(PROVIDED TEXT)
──────

Both Stevens and Justice Stephen G. Breyer filed dissents to the cert denial, SCOTUSblog reports. At issue is whether delayed executions violate the ban on cruel and unusual punishment. The Atlanta-based 11th U.S. Circuit Court of Appeals in an opinion (PDF) last year found no constitutional violation, noting a lack of Supreme Court precedent on the issue.

Stevens and Breyer dueled with Justice Clarence Thomas, who answered their arguments in an opinion concurring in the cert denial.

Stevens first declared his opposition to capital punishment in an opinion last year, but said he will respect court precedent on the issue.

Stevens wrote today (PDF) that condemned inmates wait an average of 13 years for execution. “To my mind, this figure underscores the fundamental inhumanity and unworkability of the death penalty as it is administered in the United States,” he said.

“The reversible error rate in capital trials is staggering. More than 30 percent of death verdicts imposed between 1973 and 2000 have been overturned, and 129 inmates sentenced to death during that time have been exonerated, often more than a decade after they were convicted.”

──────

(DATA PROVIDED)
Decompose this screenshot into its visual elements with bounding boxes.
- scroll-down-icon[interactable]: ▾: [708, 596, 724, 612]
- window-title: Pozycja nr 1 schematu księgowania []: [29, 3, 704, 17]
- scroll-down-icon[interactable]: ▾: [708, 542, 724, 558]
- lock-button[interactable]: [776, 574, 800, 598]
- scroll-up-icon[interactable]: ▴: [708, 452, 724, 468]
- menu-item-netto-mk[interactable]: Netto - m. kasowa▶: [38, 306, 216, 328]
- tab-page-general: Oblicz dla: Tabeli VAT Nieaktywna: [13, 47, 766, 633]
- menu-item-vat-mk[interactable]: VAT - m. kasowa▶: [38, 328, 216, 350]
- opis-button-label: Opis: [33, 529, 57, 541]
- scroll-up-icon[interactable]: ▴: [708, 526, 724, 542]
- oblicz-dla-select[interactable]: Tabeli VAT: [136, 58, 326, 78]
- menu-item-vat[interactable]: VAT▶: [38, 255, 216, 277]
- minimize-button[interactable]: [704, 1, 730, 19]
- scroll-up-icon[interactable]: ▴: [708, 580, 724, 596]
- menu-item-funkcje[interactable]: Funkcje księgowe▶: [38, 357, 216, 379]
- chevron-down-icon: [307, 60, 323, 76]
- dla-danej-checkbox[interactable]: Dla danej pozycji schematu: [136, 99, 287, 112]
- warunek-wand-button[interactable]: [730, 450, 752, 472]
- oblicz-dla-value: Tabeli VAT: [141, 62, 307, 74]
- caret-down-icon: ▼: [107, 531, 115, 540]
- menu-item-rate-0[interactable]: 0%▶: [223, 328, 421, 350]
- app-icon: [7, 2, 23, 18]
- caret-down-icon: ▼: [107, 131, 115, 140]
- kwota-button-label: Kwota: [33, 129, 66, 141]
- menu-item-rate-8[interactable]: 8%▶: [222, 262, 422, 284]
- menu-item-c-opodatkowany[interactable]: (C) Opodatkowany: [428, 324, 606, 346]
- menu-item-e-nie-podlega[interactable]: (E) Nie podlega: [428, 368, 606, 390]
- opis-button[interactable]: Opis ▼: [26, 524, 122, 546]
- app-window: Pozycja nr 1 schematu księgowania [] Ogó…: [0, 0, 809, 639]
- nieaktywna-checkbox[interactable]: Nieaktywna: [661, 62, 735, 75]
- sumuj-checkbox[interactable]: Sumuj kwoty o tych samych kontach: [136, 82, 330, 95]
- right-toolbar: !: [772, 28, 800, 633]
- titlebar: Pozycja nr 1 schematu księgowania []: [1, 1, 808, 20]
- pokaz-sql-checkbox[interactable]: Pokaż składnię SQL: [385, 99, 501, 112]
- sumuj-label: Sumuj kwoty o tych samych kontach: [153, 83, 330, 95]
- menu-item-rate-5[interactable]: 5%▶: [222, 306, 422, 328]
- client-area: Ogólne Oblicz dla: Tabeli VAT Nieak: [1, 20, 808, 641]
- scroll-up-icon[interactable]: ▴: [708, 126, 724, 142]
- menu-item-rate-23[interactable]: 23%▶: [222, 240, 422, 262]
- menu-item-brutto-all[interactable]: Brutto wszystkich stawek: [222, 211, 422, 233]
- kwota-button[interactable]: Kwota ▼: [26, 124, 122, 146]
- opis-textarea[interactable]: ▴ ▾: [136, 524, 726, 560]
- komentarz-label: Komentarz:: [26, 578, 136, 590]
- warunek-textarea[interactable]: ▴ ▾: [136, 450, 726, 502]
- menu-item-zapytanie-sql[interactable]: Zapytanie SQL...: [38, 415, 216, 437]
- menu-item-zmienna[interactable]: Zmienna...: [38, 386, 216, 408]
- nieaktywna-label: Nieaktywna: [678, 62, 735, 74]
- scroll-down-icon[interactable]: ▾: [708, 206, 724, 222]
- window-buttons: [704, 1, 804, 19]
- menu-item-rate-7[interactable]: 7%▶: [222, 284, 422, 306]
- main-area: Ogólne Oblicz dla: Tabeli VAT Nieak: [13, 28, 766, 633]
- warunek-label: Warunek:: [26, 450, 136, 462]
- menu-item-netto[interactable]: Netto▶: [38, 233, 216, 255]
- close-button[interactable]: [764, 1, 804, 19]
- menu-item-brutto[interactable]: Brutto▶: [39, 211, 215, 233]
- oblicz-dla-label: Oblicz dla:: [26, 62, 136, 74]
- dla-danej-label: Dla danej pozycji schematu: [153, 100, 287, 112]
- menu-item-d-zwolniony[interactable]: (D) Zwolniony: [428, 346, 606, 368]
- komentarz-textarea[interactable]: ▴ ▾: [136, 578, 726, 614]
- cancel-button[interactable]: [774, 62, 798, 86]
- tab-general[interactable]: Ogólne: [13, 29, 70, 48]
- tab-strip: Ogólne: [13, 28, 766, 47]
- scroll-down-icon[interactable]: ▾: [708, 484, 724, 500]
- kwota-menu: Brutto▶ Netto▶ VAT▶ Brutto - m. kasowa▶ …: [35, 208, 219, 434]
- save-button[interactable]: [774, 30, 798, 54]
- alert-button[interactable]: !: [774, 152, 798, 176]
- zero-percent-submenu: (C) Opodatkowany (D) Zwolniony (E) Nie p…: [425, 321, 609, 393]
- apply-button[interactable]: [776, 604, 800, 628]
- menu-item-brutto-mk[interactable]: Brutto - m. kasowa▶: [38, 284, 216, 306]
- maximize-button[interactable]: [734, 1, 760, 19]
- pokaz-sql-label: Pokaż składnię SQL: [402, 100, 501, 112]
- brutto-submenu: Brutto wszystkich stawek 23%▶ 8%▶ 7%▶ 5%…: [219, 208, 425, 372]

──────

(WRITTEN TASKS)
1. In the death-penalty excerpt, how long does Stevens say condemned inmates wait for execution on average?
2. Extend the passage on the Supreme Court death-penalty dissents, starting right after its final sentence.

(ANSWERS IN ORDER)
1. An average of 13 years.

2.
Justice Clarence Thomas supported the cert denial in a concurrence that said the inmate, William Lee Thompson, should not be allowed to avail himself of appellate and collateral review of his conviction and then complain about the delays. He also said the 129 inmates freed from prison were not necessarily exonerated; rather, many were the beneficiaries of the Supreme Court’s “Byzantine death penalty jurisprudence.”

Breyer’s dissent to the cert denial answered Thomas, saying the defendant should not be penalized for exercising his appellate rights. He also cited evidence that the petitioner was a slow learner and likely under the sway of a co-defendant; Thomas, on the other hand, cited facts showing the gruesome nature of the crime.

The case is Thompson v. McNeil.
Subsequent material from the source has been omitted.